Three E-Commerce Retail Trends We Are Seeing In 2019

Three E-Commerce Retail Trends We Are Seeing In 2019

Three E-Commerce Retail Trends We Are Seeing In 2019

Amazon wants to be the marketplace, for everyone and everything. And it seems to be working. So should you even build an e-commerce store of your own, when Amazon already provides one for you? For some smart brands, the answer is clearly a resounding “yes.”

Amazon is Big, with Even Bigger Headaches  

Amazon is the new Sears, but with a big twist: there’s less regulation than you think. Because of its amazing growth, it has become the wild west of the global marketplace, with bad actors using ruthless tactics, and small businesses left with few options for recourse. According to an article on Verge about the dangers of the Amazon marketplace,

“For sellers, Amazon is a quasi-state. They rely on its infrastructure — its warehouses, shipping network, financial systems, and portal to millions of customers — and pay taxes in the form of fees. They also live in terror of its rules, which often change and are harshly enforced.”  

So, while most brands who sell products (and soon, services) probably need Amazon to be part of their distribution channel mix, the reality is that they need experts in guiding them to get to the top of the search results, and to stay there. These experts, lawyers, and Amazon enforcement issues cost a lot of money—dollars that could be spent on other distribution channels instead.

A Both/And E-Commerce Strategy

 So, while many retailers are already on Amazon, the smart ones are hedging their bets by investing deeply in their own customer-centric websites and user journeys. Casper, Huel, and a host of other well-known brands are playing in both areas: their Amazon pages are mimicking the information of their websites and using it for the conversion part of the sales cycle, while their websites provide a more tailored approach to the user, both in terms of information, as well as social proof (e.g. user reviews).

JOB 1: Copy the rows starting at the line that contains "Patent image size: (842, 1378)." and ending at the line that contains "The washer 62 is at (582, 887).", with both of those lines included.
The article and the rows below it come from separate sources.

MATERIAL PROVIDED:
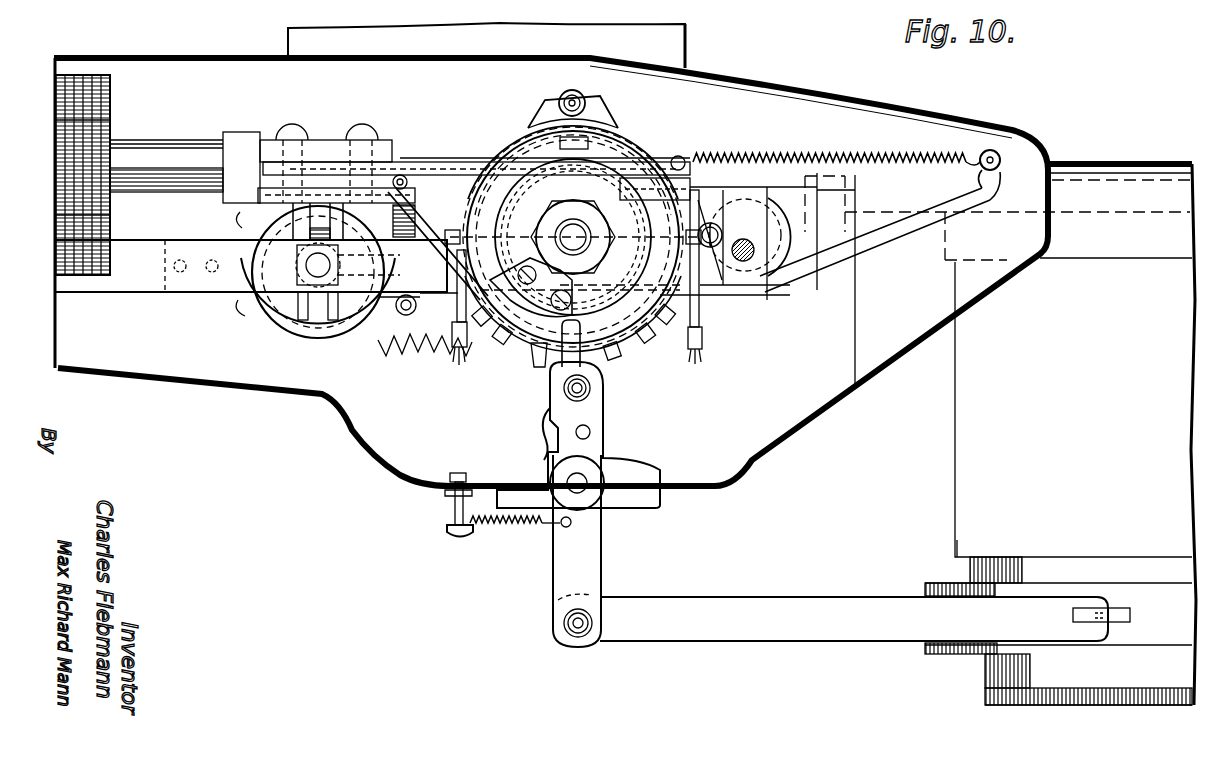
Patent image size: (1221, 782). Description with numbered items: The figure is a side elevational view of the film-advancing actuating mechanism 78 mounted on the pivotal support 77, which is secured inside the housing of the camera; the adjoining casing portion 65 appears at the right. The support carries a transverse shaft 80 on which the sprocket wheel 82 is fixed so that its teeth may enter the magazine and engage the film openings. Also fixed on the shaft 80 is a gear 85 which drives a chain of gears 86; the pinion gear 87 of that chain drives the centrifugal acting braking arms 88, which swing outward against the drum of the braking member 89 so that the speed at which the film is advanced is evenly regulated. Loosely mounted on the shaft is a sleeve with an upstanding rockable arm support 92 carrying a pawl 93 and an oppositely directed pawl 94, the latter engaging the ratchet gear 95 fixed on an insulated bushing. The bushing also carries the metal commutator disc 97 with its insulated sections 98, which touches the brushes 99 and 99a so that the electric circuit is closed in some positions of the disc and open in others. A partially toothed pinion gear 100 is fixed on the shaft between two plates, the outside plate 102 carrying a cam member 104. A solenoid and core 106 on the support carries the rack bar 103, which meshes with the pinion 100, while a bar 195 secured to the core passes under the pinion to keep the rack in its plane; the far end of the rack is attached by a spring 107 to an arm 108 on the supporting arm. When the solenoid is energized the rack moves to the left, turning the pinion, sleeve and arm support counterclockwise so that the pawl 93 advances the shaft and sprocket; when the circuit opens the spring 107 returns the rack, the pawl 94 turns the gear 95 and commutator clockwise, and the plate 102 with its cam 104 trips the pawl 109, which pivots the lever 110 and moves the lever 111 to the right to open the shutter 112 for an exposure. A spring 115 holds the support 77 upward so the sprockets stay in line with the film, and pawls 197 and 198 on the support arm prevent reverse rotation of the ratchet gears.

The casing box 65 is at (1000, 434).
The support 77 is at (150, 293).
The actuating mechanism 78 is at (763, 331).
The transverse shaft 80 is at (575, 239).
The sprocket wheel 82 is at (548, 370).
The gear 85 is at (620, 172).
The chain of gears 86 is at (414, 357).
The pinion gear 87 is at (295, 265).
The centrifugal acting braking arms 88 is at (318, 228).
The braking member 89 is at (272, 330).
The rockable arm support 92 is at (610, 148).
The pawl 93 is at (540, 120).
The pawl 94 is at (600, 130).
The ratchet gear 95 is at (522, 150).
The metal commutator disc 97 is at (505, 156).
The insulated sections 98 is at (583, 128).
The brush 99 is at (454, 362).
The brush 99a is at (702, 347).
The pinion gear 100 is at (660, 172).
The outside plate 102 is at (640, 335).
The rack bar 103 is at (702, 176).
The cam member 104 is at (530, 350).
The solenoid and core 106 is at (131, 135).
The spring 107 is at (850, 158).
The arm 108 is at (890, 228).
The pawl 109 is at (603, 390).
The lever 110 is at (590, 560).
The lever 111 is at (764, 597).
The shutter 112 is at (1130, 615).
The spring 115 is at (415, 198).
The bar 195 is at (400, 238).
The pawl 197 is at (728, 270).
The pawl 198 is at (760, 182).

--

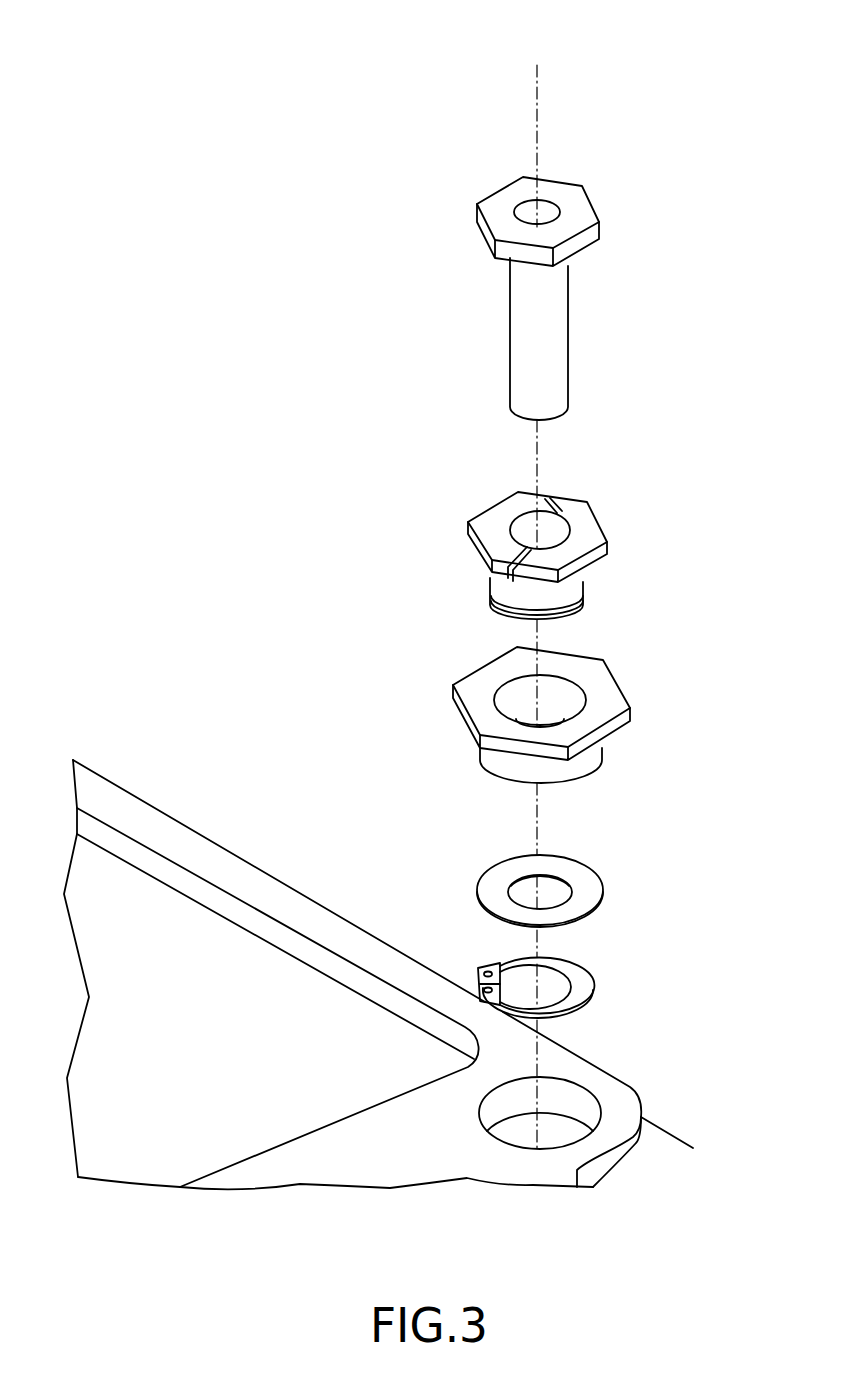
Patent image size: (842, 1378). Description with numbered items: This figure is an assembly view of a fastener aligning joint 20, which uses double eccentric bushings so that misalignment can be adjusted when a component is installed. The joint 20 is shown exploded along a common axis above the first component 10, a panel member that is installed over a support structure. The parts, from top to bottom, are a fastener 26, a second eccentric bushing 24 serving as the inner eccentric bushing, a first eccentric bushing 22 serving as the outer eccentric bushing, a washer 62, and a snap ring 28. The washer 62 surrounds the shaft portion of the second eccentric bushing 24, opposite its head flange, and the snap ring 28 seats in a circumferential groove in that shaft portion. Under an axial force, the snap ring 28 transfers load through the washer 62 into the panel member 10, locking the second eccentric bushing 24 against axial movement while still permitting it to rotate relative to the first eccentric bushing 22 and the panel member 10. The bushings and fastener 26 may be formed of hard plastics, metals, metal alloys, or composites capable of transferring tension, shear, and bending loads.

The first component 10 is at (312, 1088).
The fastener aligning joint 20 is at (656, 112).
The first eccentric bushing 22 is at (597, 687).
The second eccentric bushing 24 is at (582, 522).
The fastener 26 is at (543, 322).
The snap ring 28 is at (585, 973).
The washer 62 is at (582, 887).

JOB 2: Which two brands does the article on e-commerce trends name as playing in both areas?

CORRECT RESULT 1:
Patent image size: (842, 1378). Description with numbered items: This figure is an assembly view of a fastener aligning joint 20, which uses double eccentric bushings so that misalignment can be adjusted when a component is installed. The joint 20 is shown exploded along a common axis above the first component 10, a panel member that is installed over a support structure. The parts, from top to bottom, are a fastener 26, a second eccentric bushing 24 serving as the inner eccentric bushing, a first eccentric bushing 22 serving as the outer eccentric bushing, a washer 62, and a snap ring 28. The washer 62 surrounds the shaft portion of the second eccentric bushing 24, opposite its head flange, and the snap ring 28 seats in a circumferential groove in that shaft portion. Under an axial force, the snap ring 28 transfers load through the washer 62 into the panel member 10, locking the second eccentric bushing 24 against axial movement while still permitting it to rotate relative to the first eccentric bushing 22 and the panel member 10. The bushings and fastener 26 may be formed of hard plastics, metals, metal alloys, or composites capable of transferring tension, shear, and bending loads.

The first component 10 is at (312, 1088).
The fastener aligning joint 20 is at (656, 112).
The first eccentric bushing 22 is at (597, 687).
The second eccentric bushing 24 is at (582, 522).
The fastener 26 is at (543, 322).
The snap ring 28 is at (585, 973).
The washer 62 is at (582, 887).

CORRECT RESULT 2: Casper and Huel.